* RECORDS SUPPLIED
▽
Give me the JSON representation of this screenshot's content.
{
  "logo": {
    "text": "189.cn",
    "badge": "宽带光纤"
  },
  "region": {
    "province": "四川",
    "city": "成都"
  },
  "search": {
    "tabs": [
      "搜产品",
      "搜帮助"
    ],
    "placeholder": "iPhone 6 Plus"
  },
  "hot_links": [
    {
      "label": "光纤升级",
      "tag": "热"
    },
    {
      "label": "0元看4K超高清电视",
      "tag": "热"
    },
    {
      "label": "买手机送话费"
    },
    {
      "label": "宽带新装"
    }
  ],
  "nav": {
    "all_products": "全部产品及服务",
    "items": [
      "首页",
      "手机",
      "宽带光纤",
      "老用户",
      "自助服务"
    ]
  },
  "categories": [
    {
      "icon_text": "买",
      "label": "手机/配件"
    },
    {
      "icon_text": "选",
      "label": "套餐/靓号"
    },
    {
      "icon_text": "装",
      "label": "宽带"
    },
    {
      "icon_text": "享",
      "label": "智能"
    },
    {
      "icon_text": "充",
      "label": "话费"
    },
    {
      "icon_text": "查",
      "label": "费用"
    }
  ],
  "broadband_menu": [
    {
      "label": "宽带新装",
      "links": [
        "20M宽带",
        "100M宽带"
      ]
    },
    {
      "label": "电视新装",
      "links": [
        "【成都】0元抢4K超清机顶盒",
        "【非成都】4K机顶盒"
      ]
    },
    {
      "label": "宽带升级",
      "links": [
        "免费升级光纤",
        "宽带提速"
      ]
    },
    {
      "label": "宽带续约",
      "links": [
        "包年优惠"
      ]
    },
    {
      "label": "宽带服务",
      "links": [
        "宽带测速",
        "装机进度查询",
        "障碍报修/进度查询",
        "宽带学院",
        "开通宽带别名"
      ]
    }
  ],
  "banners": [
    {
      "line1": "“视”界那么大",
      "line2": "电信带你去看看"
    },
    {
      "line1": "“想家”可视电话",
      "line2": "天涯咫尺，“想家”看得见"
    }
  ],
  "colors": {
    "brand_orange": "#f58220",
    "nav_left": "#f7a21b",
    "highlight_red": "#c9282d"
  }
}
△
▽
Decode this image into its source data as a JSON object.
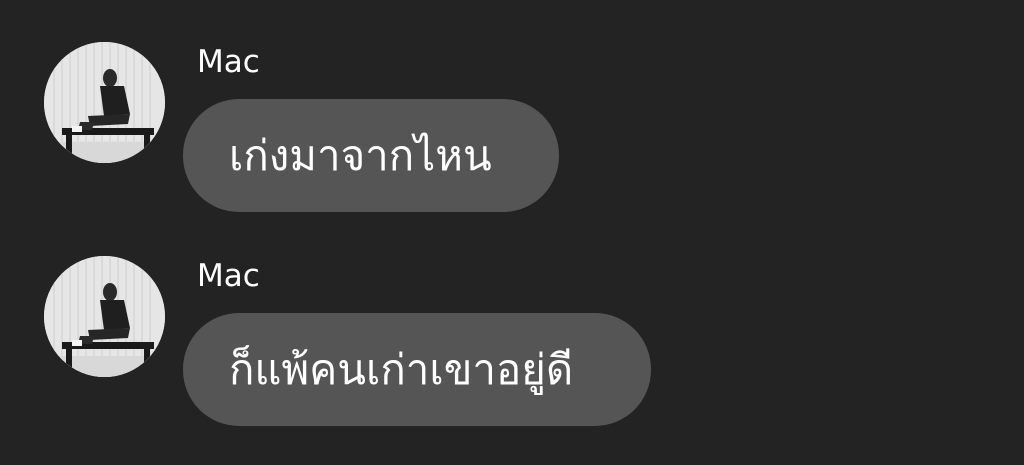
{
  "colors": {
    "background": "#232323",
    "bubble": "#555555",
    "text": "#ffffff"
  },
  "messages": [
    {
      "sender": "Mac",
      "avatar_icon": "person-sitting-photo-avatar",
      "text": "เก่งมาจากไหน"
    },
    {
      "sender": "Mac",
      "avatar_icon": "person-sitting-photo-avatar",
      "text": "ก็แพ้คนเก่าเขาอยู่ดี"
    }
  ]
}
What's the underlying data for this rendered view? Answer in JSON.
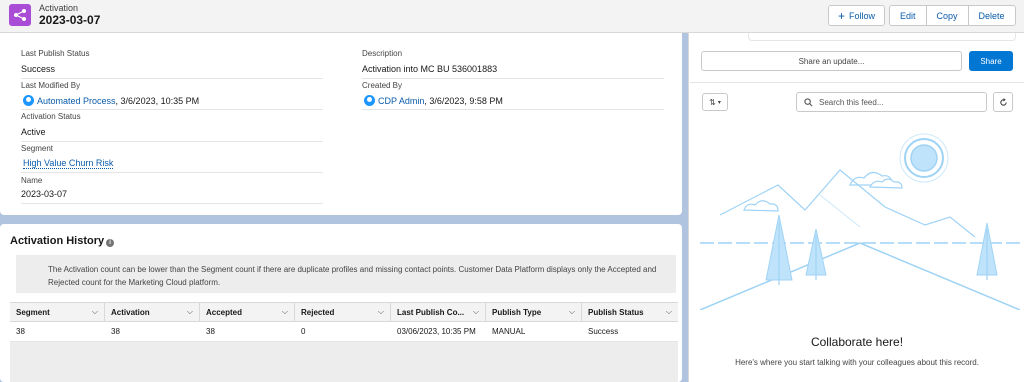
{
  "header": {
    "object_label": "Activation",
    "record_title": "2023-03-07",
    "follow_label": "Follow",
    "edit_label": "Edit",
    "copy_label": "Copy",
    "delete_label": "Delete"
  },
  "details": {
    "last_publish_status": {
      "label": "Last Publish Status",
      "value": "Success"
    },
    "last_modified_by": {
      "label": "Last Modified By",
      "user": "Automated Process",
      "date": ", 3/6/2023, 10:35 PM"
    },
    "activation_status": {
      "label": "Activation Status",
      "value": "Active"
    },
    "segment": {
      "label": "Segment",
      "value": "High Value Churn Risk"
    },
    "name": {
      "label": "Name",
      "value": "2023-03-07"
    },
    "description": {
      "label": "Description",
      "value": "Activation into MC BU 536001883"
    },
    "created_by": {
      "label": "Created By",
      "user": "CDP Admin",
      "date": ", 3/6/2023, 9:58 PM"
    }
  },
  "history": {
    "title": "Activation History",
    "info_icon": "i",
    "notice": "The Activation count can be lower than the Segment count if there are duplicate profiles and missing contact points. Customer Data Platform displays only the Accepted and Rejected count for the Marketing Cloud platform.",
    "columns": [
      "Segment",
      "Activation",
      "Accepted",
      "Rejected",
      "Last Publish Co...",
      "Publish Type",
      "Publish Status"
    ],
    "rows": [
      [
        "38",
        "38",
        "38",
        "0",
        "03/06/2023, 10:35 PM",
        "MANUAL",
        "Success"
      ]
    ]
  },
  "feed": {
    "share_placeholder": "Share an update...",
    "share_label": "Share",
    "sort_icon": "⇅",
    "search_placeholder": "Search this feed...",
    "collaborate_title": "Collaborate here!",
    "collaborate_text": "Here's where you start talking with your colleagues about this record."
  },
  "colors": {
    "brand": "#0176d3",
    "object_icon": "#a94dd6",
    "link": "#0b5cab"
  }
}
△
* TASK OBJECTIVE
List every line above that contains the word "feed".

* TASK RESPONSE
  "feed": {
    "search_placeholder": "Search this feed...",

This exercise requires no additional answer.